[BEGIN]
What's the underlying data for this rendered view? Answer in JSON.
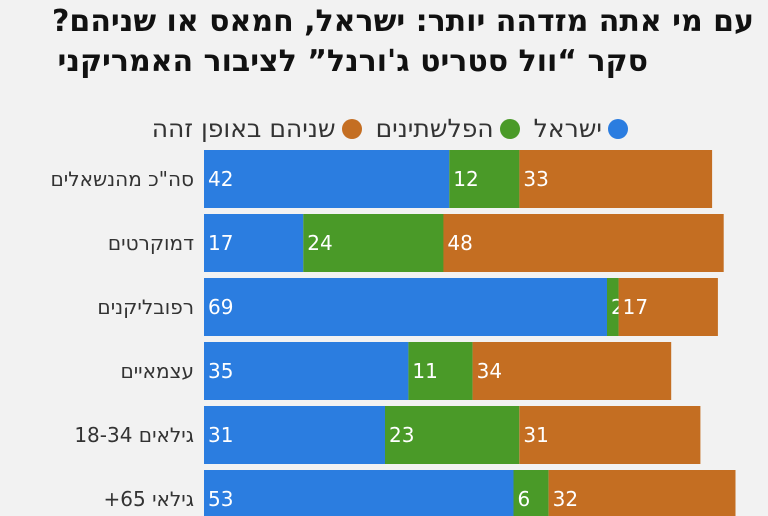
{
  "chart_data": {
    "type": "bar",
    "orientation": "horizontal",
    "stacked": true,
    "title": "עם מי אתה מזדהה יותר: ישראל, חמאס או שניהם?",
    "subtitle": "סקר “וול סטריט ג'ורנל” לציבור האמריקני",
    "categories": [
      "סה\"כ מהנשאלים",
      "דמוקרטים",
      "רפובליקנים",
      "עצמאיים",
      "גילאים 18-34",
      "+גילאי 65"
    ],
    "series": [
      {
        "name": "ישראל",
        "color": "#2b7de0",
        "values": [
          42,
          17,
          69,
          35,
          31,
          53
        ]
      },
      {
        "name": "הפלשתינים",
        "color": "#4a9a28",
        "values": [
          12,
          24,
          2,
          11,
          23,
          6
        ]
      },
      {
        "name": "שניהם באופן זהה",
        "color": "#c46e22",
        "values": [
          33,
          48,
          17,
          34,
          31,
          32
        ]
      }
    ],
    "legend_position": "top",
    "grid": false
  }
}
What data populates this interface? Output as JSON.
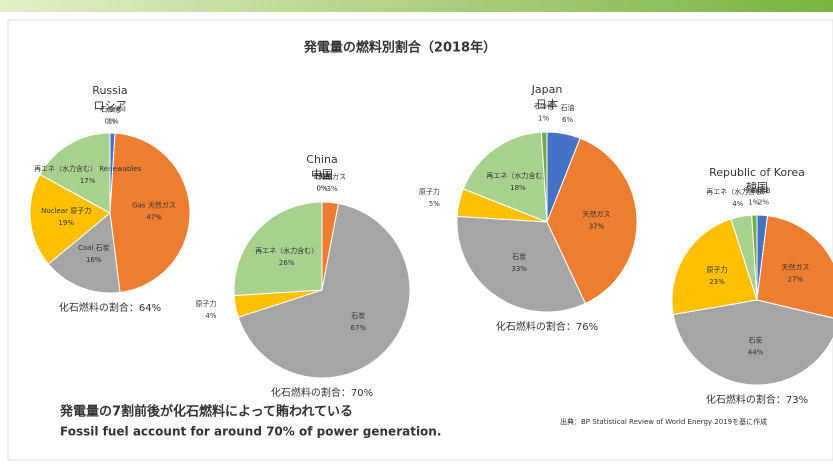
{
  "title": "発電量の燃料別割合（2018年）",
  "headline": "発電量の7割前後が化石燃料によって賄われている",
  "headline_en": "Fossil fuel account for around 70% of power generation.",
  "source": "出典：BP Statistical Review of World Energy 2019を基に作成",
  "chart_data": [
    {
      "type": "pie",
      "title": "Russia",
      "subtitle": "ロシア",
      "annotation": "化石燃料の割合：64%",
      "categories": [
        "石油 Oil",
        "Gas 天然ガス",
        "Coal 石炭",
        "Nuclear 原子力",
        "再エネ（水力含む） Renewables",
        "その他"
      ],
      "values": [
        1,
        47,
        16,
        19,
        17,
        0
      ],
      "value_labels": [
        "1%",
        "47%",
        "16%",
        "19%",
        "17%",
        "0%"
      ],
      "colors": [
        "#4472c4",
        "#ed7d31",
        "#a5a5a5",
        "#ffc000",
        "#a9d18e",
        "#70ad47"
      ]
    },
    {
      "type": "pie",
      "title": "China",
      "subtitle": "中国",
      "annotation": "化石燃料の割合：70%",
      "categories": [
        "石油",
        "天然ガス",
        "石炭",
        "原子力",
        "再エネ（水力含む）",
        "その他"
      ],
      "values": [
        0,
        3,
        67,
        4,
        26,
        0
      ],
      "value_labels": [
        "0%",
        "3%",
        "67%",
        "4%",
        "26%",
        "0%"
      ],
      "colors": [
        "#4472c4",
        "#ed7d31",
        "#a5a5a5",
        "#ffc000",
        "#a9d18e",
        "#70ad47"
      ]
    },
    {
      "type": "pie",
      "title": "Japan",
      "subtitle": "日本",
      "annotation": "化石燃料の割合：76%",
      "categories": [
        "石油",
        "天然ガス",
        "石炭",
        "原子力",
        "再エネ（水力含む）",
        "その他"
      ],
      "values": [
        6,
        37,
        33,
        5,
        18,
        1
      ],
      "value_labels": [
        "6%",
        "37%",
        "33%",
        "5%",
        "18%",
        "1%"
      ],
      "colors": [
        "#4472c4",
        "#ed7d31",
        "#a5a5a5",
        "#ffc000",
        "#a9d18e",
        "#70ad47"
      ]
    },
    {
      "type": "pie",
      "title": "Republic of Korea",
      "subtitle": "韓国",
      "annotation": "化石燃料の割合：73%",
      "categories": [
        "石油",
        "天然ガス",
        "石炭",
        "原子力",
        "再エネ（水力含む）",
        "その他"
      ],
      "values": [
        2,
        27,
        44,
        23,
        4,
        1
      ],
      "value_labels": [
        "2%",
        "27%",
        "44%",
        "23%",
        "4%",
        "1%"
      ],
      "colors": [
        "#4472c4",
        "#ed7d31",
        "#a5a5a5",
        "#ffc000",
        "#a9d18e",
        "#70ad47"
      ]
    }
  ]
}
[END]
* **Your objective**:
Each line containing the word "ישראל" counts once; say how many such lines there are, giving only the number.

* **Solution for this exercise**:
2